◆ Data lines:
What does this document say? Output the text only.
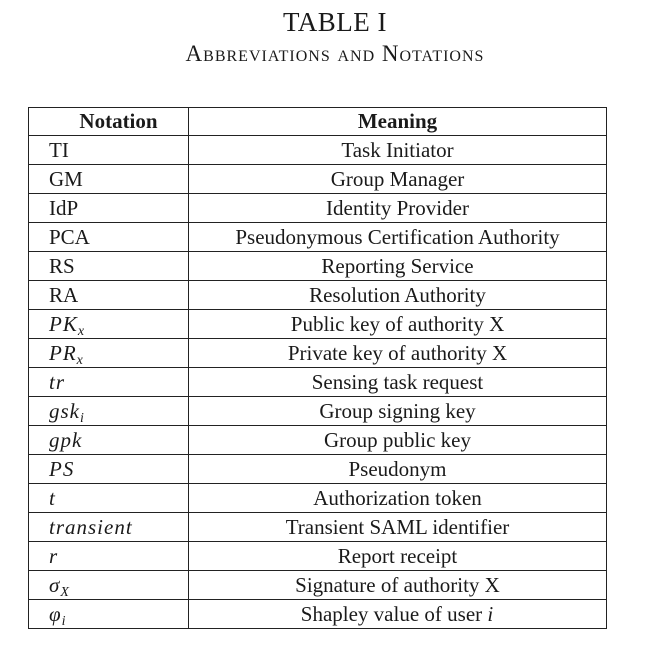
TABLE I
Abbreviations and Notations
Notation	Meaning
TI	Task Initiator
GM	Group Manager
IdP	Identity Provider
PCA	Pseudonymous Certification Authority
RS	Reporting Service
RA	Resolution Authority
$PK_x$	Public key of authority X
$PR_x$	Private key of authority X
tr	Sensing task request
gsk$_i$	Group signing key
gpk	Group public key
PS	Pseudonym
t	Authorization token
transient	Transient SAML identifier
r	Report receipt
$\sigma_X$	Signature of authority X
$\varphi_i$	Shapley value of user i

◆ What this task involves:
Repeat the records word for word. Any picture in them should be left out.

◆ Solution to this problem:
What does this document say? Output the text only.
TABLE I
Abbreviations and Notations
Notation	Meaning
TI	Task Initiator
GM	Group Manager
IdP	Identity Provider
PCA	Pseudonymous Certification Authority
RS	Reporting Service
RA	Resolution Authority
$PK_x$	Public key of authority X
$PR_x$	Private key of authority X
tr	Sensing task request
gsk$_i$	Group signing key
gpk	Group public key
PS	Pseudonym
t	Authorization token
transient	Transient SAML identifier
r	Report receipt
$\sigma_X$	Signature of authority X
$\varphi_i$	Shapley value of user i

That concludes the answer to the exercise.